**DO THIS**:
Search the listing below for "cron". Copy each matching line.

**RAW RECORDS**:
╔══
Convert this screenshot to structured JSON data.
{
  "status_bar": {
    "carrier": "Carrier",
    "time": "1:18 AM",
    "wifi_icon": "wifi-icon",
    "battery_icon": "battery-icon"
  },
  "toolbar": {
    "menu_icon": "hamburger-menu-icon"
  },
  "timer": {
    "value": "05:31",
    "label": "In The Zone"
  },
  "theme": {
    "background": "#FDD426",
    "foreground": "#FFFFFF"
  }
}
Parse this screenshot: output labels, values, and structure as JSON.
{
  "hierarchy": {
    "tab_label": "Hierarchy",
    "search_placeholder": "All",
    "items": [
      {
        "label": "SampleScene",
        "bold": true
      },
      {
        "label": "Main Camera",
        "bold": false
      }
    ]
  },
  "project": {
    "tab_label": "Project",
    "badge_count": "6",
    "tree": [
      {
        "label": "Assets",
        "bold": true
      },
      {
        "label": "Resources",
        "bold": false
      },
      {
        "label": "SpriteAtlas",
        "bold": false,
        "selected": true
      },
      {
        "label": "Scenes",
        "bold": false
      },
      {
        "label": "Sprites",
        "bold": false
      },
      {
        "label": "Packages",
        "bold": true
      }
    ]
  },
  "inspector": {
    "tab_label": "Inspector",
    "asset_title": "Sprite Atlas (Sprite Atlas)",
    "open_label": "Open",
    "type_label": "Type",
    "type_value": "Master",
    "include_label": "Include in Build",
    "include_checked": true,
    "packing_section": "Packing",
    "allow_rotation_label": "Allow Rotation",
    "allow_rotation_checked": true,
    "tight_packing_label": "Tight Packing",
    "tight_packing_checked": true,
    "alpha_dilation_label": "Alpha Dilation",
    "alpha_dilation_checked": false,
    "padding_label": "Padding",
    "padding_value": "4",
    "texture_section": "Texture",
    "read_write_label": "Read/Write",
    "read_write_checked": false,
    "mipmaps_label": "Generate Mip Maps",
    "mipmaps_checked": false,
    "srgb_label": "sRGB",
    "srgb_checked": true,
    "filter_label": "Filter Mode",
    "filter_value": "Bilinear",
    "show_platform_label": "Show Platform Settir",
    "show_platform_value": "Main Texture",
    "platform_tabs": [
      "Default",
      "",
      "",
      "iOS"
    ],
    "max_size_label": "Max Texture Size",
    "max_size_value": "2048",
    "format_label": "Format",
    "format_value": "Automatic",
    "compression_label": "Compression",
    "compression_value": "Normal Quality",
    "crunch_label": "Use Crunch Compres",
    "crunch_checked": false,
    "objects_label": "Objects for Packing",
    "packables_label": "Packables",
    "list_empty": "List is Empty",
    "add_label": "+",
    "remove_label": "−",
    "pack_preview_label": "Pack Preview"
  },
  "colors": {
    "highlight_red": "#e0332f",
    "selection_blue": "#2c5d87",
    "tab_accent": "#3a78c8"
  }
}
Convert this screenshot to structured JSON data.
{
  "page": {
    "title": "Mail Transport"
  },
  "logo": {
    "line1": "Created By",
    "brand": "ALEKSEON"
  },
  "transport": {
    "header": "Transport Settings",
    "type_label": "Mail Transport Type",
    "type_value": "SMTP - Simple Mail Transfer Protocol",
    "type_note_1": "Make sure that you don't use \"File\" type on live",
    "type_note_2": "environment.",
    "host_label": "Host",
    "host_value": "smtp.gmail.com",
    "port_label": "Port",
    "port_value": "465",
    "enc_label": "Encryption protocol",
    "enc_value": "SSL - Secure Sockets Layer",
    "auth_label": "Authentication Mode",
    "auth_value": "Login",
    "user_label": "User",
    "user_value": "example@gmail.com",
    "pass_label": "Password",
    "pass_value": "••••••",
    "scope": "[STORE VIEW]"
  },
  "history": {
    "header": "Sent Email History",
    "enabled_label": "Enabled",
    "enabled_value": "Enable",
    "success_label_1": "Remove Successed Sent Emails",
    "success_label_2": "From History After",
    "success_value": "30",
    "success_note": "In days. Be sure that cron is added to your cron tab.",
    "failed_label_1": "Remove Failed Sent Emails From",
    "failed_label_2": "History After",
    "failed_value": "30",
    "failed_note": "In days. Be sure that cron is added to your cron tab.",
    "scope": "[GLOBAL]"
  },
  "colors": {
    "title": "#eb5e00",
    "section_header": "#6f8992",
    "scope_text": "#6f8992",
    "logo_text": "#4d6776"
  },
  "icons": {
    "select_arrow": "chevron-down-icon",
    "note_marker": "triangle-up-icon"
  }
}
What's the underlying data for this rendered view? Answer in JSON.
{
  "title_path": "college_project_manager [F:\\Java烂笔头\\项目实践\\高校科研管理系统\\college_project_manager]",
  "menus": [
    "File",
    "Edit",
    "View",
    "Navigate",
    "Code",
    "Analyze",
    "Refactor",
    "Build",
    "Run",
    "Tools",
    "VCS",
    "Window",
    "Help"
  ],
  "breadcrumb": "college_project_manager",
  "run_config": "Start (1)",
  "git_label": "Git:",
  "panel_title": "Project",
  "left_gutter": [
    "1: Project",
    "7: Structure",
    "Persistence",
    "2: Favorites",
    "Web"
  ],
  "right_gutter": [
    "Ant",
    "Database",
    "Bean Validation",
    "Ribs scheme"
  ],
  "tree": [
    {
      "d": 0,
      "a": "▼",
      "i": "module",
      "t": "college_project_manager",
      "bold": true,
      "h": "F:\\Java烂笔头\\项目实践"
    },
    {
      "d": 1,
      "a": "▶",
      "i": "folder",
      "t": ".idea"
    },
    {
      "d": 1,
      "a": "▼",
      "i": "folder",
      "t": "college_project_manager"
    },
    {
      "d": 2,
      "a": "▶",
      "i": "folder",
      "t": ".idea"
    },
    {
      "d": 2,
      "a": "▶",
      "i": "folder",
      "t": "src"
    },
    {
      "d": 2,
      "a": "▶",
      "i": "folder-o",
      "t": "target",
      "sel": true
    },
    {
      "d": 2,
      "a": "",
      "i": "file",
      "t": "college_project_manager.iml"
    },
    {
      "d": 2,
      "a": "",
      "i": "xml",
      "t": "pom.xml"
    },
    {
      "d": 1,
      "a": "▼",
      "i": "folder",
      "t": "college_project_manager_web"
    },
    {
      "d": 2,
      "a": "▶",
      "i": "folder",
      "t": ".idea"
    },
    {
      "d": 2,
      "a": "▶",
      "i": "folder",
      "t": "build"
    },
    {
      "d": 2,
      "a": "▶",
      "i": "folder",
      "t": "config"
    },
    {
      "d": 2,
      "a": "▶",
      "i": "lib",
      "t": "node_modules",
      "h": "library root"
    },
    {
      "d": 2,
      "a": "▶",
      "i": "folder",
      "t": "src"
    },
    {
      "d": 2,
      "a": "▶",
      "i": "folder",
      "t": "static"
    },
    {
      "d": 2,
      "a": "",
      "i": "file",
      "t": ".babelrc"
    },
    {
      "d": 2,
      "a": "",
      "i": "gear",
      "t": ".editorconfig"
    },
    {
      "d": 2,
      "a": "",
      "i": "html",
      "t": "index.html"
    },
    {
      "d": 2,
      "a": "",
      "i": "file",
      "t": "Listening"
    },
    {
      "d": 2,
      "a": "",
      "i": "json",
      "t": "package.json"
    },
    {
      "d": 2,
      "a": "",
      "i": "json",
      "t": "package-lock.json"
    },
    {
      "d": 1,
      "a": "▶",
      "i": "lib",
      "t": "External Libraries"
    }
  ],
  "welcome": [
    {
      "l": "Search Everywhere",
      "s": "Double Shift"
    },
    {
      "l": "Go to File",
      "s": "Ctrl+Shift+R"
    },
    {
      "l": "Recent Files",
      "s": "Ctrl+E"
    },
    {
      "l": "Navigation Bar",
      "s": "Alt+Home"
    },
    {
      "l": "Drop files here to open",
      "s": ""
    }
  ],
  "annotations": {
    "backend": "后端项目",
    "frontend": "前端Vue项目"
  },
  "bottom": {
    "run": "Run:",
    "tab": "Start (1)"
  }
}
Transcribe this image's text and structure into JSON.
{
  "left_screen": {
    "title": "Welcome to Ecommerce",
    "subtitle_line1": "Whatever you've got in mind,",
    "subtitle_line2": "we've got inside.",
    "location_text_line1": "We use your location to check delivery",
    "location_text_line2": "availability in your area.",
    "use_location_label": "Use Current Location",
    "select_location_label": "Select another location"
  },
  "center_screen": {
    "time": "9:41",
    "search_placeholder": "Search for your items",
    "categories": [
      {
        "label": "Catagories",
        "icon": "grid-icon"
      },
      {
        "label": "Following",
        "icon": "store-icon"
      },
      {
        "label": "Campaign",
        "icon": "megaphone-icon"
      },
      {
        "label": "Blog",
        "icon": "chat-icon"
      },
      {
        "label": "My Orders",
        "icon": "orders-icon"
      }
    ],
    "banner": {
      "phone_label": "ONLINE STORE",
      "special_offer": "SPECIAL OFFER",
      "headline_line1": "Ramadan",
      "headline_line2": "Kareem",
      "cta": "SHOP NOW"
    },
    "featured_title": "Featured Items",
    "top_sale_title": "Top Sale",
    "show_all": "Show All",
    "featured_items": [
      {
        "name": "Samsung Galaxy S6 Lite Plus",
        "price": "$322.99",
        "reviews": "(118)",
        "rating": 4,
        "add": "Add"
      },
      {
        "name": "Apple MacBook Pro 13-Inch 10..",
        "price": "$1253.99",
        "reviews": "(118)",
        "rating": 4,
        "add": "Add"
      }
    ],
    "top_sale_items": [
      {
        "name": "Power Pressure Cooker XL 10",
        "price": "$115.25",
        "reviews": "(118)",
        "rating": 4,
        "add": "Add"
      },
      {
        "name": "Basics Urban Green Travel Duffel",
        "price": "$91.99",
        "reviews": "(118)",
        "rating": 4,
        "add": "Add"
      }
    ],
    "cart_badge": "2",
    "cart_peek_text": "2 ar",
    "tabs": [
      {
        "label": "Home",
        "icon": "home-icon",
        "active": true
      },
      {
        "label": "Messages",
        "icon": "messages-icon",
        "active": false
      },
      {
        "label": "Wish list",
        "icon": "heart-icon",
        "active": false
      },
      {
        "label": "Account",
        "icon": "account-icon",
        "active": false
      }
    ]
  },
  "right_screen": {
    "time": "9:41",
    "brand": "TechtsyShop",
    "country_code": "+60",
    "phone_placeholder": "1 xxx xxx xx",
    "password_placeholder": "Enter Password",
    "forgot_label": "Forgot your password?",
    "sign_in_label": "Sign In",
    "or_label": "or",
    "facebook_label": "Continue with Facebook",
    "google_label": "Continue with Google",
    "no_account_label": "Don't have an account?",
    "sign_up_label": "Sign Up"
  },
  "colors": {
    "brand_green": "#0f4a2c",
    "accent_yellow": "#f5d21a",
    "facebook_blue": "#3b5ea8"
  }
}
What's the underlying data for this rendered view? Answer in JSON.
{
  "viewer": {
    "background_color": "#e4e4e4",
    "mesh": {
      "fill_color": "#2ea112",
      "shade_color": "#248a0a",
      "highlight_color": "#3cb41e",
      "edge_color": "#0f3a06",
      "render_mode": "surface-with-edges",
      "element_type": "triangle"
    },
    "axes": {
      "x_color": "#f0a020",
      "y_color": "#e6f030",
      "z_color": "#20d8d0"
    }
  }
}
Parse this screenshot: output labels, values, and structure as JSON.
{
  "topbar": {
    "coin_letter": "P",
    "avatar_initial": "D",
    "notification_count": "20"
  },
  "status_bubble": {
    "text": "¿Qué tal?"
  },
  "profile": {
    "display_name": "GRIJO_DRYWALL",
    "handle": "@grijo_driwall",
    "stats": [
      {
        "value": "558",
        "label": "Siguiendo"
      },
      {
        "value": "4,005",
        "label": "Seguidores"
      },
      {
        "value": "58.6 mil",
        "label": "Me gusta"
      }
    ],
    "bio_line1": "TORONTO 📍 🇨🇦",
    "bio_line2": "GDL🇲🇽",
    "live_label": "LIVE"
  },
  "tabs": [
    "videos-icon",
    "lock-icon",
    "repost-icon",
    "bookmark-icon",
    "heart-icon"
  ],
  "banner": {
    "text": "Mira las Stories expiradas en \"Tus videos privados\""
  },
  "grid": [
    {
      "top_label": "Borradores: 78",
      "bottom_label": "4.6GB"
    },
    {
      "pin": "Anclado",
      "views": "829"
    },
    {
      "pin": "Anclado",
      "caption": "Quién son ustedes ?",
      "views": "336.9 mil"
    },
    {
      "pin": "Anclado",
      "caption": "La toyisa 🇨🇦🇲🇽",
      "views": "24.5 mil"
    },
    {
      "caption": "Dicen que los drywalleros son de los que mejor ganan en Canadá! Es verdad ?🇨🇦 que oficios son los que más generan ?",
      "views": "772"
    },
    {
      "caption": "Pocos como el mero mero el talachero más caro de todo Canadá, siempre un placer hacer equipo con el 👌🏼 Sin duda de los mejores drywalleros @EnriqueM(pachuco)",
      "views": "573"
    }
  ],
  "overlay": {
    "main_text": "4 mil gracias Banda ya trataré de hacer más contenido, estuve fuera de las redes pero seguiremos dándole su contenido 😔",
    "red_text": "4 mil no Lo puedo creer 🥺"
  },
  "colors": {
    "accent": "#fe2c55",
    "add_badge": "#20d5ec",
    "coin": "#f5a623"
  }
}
╚══
**COMPLETE OUTPUT**:
    "success_note": "In days. Be sure that cron is added to your cron tab.",
    "failed_note": "In days. Be sure that cron is added to your cron tab.",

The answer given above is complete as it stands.